[start]

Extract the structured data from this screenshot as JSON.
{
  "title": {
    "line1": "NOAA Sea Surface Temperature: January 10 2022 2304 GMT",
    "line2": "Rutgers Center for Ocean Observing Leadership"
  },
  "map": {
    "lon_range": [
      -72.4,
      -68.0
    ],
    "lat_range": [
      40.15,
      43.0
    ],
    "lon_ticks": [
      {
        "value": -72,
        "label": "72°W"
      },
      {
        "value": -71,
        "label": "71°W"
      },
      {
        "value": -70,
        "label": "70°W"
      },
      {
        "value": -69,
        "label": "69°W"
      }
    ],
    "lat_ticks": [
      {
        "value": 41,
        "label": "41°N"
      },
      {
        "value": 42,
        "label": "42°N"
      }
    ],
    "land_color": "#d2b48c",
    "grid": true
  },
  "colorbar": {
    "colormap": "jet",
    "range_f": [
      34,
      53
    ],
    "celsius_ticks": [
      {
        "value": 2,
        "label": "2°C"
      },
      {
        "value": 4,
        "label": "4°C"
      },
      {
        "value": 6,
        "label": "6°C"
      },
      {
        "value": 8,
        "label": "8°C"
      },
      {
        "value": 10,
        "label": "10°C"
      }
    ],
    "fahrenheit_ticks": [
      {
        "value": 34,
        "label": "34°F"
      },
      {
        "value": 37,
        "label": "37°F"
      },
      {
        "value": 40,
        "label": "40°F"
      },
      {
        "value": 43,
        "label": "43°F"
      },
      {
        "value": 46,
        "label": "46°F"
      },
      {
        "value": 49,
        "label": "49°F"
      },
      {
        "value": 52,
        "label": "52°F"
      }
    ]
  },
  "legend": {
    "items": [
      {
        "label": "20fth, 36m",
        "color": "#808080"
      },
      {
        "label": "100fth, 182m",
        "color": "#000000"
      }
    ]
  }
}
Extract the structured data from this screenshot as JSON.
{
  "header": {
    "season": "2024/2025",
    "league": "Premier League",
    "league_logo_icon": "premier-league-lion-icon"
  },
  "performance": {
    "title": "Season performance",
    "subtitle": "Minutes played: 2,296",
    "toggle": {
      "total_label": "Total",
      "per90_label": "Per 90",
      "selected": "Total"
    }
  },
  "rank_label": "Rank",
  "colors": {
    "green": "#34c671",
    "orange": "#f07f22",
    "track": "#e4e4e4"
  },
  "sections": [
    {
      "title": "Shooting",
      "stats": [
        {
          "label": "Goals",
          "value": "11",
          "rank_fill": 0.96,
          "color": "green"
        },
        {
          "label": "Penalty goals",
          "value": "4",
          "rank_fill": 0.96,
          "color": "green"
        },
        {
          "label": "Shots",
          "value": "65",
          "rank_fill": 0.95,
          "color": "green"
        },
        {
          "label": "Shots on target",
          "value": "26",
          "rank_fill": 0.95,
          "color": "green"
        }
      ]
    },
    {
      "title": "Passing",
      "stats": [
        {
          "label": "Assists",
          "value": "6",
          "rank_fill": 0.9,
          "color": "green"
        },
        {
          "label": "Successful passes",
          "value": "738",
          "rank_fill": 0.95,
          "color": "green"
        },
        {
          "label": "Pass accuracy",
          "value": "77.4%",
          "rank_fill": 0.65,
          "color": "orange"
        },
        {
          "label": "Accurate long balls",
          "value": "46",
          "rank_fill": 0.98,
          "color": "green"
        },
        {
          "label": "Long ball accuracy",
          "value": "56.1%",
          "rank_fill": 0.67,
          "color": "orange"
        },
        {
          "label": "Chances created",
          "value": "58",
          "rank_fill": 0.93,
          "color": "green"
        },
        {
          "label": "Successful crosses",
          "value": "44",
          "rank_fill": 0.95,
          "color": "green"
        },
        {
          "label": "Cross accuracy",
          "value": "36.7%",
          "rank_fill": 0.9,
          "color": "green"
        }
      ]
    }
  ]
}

[end]

Please output the entries above, every line exactly as it reads.

Extract the structured data from this screenshot as JSON.
{
  "title": {
    "line1": "NOAA Sea Surface Temperature: January 10 2022 2304 GMT",
    "line2": "Rutgers Center for Ocean Observing Leadership"
  },
  "map": {
    "lon_range": [
      -72.4,
      -68.0
    ],
    "lat_range": [
      40.15,
      43.0
    ],
    "lon_ticks": [
      {
        "value": -72,
        "label": "72°W"
      },
      {
        "value": -71,
        "label": "71°W"
      },
      {
        "value": -70,
        "label": "70°W"
      },
      {
        "value": -69,
        "label": "69°W"
      }
    ],
    "lat_ticks": [
      {
        "value": 41,
        "label": "41°N"
      },
      {
        "value": 42,
        "label": "42°N"
      }
    ],
    "land_color": "#d2b48c",
    "grid": true
  },
  "colorbar": {
    "colormap": "jet",
    "range_f": [
      34,
      53
    ],
    "celsius_ticks": [
      {
        "value": 2,
        "label": "2°C"
      },
      {
        "value": 4,
        "label": "4°C"
      },
      {
        "value": 6,
        "label": "6°C"
      },
      {
        "value": 8,
        "label": "8°C"
      },
      {
        "value": 10,
        "label": "10°C"
      }
    ],
    "fahrenheit_ticks": [
      {
        "value": 34,
        "label": "34°F"
      },
      {
        "value": 37,
        "label": "37°F"
      },
      {
        "value": 40,
        "label": "40°F"
      },
      {
        "value": 43,
        "label": "43°F"
      },
      {
        "value": 46,
        "label": "46°F"
      },
      {
        "value": 49,
        "label": "49°F"
      },
      {
        "value": 52,
        "label": "52°F"
      }
    ]
  },
  "legend": {
    "items": [
      {
        "label": "20fth, 36m",
        "color": "#808080"
      },
      {
        "label": "100fth, 182m",
        "color": "#000000"
      }
    ]
  }
}
Extract the structured data from this screenshot as JSON.
{
  "header": {
    "season": "2024/2025",
    "league": "Premier League",
    "league_logo_icon": "premier-league-lion-icon"
  },
  "performance": {
    "title": "Season performance",
    "subtitle": "Minutes played: 2,296",
    "toggle": {
      "total_label": "Total",
      "per90_label": "Per 90",
      "selected": "Total"
    }
  },
  "rank_label": "Rank",
  "colors": {
    "green": "#34c671",
    "orange": "#f07f22",
    "track": "#e4e4e4"
  },
  "sections": [
    {
      "title": "Shooting",
      "stats": [
        {
          "label": "Goals",
          "value": "11",
          "rank_fill": 0.96,
          "color": "green"
        },
        {
          "label": "Penalty goals",
          "value": "4",
          "rank_fill": 0.96,
          "color": "green"
        },
        {
          "label": "Shots",
          "value": "65",
          "rank_fill": 0.95,
          "color": "green"
        },
        {
          "label": "Shots on target",
          "value": "26",
          "rank_fill": 0.95,
          "color": "green"
        }
      ]
    },
    {
      "title": "Passing",
      "stats": [
        {
          "label": "Assists",
          "value": "6",
          "rank_fill": 0.9,
          "color": "green"
        },
        {
          "label": "Successful passes",
          "value": "738",
          "rank_fill": 0.95,
          "color": "green"
        },
        {
          "label": "Pass accuracy",
          "value": "77.4%",
          "rank_fill": 0.65,
          "color": "orange"
        },
        {
          "label": "Accurate long balls",
          "value": "46",
          "rank_fill": 0.98,
          "color": "green"
        },
        {
          "label": "Long ball accuracy",
          "value": "56.1%",
          "rank_fill": 0.67,
          "color": "orange"
        },
        {
          "label": "Chances created",
          "value": "58",
          "rank_fill": 0.93,
          "color": "green"
        },
        {
          "label": "Successful crosses",
          "value": "44",
          "rank_fill": 0.95,
          "color": "green"
        },
        {
          "label": "Cross accuracy",
          "value": "36.7%",
          "rank_fill": 0.9,
          "color": "green"
        }
      ]
    }
  ]
}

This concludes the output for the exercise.